WHAT YOU HAVE TO DO: Below are entries; tally how many lines hold the string "Fletcher" and answer with only that figure.

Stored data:
_ _ _ _ _
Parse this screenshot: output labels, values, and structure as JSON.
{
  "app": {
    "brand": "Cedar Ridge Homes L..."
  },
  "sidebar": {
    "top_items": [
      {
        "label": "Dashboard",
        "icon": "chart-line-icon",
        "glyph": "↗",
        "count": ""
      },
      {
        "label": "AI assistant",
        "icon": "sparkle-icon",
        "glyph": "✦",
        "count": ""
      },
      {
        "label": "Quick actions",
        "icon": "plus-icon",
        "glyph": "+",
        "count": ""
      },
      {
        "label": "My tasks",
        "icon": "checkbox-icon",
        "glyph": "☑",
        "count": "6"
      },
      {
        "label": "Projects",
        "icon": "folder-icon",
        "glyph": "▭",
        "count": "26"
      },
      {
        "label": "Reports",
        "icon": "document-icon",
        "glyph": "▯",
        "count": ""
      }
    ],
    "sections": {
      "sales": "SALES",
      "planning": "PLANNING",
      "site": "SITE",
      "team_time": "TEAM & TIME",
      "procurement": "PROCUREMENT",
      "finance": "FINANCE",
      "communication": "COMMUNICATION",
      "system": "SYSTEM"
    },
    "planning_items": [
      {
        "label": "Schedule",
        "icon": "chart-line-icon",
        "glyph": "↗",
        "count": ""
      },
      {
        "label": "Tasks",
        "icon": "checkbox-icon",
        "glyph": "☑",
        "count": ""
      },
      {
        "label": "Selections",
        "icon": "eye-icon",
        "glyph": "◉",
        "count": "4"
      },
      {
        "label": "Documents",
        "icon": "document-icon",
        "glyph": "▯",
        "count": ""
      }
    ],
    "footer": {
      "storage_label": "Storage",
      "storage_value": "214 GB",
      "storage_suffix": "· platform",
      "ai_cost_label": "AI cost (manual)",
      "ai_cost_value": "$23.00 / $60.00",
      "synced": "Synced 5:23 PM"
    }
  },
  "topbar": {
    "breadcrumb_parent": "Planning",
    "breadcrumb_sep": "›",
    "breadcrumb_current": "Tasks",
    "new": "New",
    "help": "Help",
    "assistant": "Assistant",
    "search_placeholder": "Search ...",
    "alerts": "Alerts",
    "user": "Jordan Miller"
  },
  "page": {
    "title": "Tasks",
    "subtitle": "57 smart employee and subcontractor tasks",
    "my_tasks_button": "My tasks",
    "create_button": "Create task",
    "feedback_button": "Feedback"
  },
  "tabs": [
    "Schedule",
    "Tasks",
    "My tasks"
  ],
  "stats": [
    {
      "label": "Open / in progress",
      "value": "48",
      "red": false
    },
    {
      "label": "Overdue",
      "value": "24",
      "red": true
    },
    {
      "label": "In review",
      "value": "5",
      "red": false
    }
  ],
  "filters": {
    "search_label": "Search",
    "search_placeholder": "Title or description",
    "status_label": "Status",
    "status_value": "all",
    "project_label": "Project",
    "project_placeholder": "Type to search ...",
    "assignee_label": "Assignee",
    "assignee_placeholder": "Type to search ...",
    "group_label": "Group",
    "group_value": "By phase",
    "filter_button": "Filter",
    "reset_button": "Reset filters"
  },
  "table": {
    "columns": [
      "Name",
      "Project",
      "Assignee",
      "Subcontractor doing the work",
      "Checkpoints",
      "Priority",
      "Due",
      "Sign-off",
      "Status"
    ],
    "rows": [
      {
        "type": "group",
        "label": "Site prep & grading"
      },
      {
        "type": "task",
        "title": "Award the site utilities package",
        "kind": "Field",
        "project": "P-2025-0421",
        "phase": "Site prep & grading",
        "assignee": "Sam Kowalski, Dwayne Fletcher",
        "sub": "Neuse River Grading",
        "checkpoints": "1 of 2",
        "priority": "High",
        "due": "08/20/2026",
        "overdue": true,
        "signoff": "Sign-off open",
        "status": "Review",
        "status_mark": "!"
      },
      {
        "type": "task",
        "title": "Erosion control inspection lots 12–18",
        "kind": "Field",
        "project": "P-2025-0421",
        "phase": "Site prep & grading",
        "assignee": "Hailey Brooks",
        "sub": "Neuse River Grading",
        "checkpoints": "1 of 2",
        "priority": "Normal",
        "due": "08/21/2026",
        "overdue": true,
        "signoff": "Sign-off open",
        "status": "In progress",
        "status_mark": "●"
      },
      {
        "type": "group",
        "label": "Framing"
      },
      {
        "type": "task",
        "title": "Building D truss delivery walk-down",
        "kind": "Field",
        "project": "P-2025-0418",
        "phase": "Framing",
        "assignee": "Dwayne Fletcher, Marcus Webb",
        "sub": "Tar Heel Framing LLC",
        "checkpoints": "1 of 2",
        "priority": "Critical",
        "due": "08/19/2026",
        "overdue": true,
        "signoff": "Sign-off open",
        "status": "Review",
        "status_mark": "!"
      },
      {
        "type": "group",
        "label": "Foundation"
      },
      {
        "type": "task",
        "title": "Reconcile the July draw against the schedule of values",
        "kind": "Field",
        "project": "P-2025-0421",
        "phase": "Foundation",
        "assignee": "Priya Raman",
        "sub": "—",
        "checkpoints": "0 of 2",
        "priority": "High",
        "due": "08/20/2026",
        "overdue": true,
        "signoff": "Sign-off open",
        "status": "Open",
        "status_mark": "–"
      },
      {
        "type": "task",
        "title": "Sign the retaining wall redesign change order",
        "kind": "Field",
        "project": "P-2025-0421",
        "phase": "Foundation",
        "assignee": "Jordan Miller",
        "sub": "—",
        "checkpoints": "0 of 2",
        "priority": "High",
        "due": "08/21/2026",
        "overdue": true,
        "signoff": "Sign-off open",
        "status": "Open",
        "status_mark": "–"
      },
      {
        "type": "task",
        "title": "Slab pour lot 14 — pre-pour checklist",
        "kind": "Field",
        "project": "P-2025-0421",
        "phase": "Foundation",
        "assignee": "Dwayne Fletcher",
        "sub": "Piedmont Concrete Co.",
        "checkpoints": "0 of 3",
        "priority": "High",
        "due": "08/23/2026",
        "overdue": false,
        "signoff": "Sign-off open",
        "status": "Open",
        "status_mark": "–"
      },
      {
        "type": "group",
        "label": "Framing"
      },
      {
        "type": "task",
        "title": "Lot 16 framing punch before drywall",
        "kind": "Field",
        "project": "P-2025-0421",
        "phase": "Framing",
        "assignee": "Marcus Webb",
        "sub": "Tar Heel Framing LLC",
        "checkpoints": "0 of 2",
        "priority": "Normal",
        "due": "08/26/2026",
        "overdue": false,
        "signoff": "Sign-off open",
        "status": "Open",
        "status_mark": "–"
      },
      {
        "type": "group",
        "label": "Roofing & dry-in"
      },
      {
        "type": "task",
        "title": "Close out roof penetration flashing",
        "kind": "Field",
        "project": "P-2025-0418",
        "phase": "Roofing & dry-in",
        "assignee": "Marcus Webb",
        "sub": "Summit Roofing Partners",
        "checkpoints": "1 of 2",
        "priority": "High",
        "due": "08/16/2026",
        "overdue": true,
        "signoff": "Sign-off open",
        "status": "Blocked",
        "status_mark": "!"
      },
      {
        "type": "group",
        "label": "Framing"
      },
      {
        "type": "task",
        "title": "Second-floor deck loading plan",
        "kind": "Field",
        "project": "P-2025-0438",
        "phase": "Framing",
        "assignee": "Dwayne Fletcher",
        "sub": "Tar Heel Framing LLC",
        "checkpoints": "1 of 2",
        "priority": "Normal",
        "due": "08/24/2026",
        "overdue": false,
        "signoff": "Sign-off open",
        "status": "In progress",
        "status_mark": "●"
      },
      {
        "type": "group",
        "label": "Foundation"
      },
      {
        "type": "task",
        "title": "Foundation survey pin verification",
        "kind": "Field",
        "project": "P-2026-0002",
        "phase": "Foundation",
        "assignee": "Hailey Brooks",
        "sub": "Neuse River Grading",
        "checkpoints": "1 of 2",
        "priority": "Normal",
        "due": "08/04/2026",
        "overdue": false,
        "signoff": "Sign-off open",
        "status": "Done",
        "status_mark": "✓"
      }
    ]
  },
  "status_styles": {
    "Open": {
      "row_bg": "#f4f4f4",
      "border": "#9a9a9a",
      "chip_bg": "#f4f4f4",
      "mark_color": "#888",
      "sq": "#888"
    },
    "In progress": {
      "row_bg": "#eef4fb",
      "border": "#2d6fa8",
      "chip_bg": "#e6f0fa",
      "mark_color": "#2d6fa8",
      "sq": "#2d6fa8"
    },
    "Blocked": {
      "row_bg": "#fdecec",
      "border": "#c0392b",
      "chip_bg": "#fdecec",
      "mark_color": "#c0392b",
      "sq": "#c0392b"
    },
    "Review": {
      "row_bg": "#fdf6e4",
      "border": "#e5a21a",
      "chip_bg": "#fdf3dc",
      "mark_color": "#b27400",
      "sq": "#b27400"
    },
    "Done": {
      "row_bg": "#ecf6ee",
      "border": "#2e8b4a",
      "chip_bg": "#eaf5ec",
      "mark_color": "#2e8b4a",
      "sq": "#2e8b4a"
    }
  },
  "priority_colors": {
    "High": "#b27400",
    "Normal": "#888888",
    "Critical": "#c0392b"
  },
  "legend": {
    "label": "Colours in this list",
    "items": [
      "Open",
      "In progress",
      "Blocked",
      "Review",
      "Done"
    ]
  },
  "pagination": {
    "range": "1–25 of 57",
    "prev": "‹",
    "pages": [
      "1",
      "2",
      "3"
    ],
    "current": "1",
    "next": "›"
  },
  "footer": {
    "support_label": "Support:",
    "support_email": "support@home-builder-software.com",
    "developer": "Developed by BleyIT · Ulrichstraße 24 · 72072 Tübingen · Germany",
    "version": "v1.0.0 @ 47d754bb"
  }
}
_ _ _ _ _
OUTPUT: 4